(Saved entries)
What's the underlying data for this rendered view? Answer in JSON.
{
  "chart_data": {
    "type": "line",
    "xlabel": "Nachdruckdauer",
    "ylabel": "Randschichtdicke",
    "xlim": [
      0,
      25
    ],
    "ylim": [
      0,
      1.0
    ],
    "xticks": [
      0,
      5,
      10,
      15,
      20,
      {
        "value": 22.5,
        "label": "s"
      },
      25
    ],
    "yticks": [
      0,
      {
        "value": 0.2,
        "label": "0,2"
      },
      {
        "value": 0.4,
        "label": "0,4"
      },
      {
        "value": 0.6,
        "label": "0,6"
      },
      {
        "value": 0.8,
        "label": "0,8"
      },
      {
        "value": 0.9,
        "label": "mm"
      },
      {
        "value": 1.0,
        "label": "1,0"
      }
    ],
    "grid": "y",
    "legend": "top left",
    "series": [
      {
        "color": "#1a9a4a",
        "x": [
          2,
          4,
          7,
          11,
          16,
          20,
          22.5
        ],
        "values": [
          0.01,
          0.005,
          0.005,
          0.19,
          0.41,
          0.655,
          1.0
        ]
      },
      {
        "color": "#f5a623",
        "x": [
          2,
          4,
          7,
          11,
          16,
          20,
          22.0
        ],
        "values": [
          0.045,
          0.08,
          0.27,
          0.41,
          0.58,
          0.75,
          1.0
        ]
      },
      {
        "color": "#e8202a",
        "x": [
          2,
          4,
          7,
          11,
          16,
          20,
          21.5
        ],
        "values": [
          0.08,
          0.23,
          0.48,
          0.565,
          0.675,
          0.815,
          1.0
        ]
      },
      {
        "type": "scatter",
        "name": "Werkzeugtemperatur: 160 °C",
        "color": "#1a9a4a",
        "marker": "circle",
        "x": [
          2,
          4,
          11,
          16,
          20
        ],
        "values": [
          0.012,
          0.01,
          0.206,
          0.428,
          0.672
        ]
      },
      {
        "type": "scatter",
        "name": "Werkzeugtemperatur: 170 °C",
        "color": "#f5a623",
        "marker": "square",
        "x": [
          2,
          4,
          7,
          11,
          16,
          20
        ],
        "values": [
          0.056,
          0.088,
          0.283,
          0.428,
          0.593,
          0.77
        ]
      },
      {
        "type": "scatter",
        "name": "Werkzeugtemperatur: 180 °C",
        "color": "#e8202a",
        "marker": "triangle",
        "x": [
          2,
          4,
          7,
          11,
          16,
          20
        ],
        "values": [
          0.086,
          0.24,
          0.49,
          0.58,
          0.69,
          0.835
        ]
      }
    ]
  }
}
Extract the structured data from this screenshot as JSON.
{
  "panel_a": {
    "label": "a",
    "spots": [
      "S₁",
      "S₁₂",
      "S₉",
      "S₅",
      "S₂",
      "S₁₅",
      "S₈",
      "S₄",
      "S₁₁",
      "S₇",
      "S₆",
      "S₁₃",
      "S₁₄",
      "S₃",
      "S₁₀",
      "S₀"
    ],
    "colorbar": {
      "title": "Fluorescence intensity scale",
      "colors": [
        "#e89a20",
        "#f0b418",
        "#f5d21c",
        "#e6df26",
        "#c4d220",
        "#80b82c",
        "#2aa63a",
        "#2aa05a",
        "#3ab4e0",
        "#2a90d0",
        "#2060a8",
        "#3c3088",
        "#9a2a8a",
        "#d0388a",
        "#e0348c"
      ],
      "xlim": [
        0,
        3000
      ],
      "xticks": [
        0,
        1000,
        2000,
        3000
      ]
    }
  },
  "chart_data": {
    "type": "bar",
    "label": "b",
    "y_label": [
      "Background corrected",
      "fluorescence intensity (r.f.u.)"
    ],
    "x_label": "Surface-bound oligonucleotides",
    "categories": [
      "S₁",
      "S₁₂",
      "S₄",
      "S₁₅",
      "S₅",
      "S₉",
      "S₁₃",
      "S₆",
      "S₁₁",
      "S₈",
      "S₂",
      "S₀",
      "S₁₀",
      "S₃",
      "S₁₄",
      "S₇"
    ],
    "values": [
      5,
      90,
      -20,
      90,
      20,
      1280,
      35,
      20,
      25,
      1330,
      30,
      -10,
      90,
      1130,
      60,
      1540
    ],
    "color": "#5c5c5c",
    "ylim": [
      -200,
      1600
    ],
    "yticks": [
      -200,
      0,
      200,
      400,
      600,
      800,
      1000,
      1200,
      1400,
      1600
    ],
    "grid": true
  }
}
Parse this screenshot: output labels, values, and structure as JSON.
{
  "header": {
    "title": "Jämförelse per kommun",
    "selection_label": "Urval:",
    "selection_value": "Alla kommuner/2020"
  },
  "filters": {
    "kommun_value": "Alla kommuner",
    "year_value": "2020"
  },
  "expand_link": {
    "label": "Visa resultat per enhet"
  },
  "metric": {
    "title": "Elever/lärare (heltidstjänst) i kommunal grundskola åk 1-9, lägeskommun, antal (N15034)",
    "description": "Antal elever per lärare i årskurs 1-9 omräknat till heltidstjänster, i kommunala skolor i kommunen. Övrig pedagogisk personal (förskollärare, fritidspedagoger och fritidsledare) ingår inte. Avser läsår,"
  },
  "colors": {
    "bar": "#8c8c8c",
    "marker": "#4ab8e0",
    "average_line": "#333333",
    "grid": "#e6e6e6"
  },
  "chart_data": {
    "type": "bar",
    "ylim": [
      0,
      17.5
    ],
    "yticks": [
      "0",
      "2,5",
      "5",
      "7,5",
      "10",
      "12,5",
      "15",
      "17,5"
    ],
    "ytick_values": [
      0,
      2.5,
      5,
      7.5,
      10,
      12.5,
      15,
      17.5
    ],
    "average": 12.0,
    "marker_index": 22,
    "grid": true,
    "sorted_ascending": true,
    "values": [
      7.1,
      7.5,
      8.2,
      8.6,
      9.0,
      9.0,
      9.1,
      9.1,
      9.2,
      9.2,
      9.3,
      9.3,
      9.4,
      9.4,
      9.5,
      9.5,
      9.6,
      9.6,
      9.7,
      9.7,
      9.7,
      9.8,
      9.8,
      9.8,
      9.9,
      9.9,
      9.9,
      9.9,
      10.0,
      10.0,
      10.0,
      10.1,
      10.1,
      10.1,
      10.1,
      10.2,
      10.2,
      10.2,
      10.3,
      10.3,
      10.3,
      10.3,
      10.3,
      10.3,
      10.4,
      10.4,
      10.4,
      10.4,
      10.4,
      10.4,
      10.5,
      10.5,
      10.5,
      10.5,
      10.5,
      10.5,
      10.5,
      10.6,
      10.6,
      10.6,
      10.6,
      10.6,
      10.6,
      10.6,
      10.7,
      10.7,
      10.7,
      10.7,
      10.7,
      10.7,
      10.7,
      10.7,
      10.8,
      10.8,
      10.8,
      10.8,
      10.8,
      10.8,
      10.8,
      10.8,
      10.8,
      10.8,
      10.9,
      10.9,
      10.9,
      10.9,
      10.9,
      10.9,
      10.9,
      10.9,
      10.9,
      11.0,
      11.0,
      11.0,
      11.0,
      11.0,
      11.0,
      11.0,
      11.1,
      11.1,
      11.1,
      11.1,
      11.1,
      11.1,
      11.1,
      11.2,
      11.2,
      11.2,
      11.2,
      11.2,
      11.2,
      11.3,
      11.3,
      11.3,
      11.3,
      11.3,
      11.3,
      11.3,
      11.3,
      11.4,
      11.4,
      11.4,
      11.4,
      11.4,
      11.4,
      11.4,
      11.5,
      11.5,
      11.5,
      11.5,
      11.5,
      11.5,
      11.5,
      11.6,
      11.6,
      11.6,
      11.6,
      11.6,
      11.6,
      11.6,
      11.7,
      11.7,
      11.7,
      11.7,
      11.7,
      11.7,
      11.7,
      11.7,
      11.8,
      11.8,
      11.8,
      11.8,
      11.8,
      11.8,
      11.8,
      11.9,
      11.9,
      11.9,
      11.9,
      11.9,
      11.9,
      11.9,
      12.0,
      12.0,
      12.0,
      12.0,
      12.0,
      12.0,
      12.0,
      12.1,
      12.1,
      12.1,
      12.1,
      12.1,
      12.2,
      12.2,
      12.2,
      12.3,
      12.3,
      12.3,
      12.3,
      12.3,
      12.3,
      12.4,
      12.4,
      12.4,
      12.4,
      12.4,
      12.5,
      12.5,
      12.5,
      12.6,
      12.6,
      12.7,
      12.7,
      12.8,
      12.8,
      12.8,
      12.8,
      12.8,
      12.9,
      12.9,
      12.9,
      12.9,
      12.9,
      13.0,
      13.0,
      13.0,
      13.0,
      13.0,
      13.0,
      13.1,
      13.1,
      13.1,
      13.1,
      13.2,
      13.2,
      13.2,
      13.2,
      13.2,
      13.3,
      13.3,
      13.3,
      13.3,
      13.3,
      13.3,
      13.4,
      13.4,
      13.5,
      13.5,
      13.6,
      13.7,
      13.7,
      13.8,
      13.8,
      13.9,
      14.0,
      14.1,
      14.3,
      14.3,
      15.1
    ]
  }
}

■ Written problem: From the listing above, find the number of lines with the word "this" in them. Answer with the number only.

■ Full answer: 3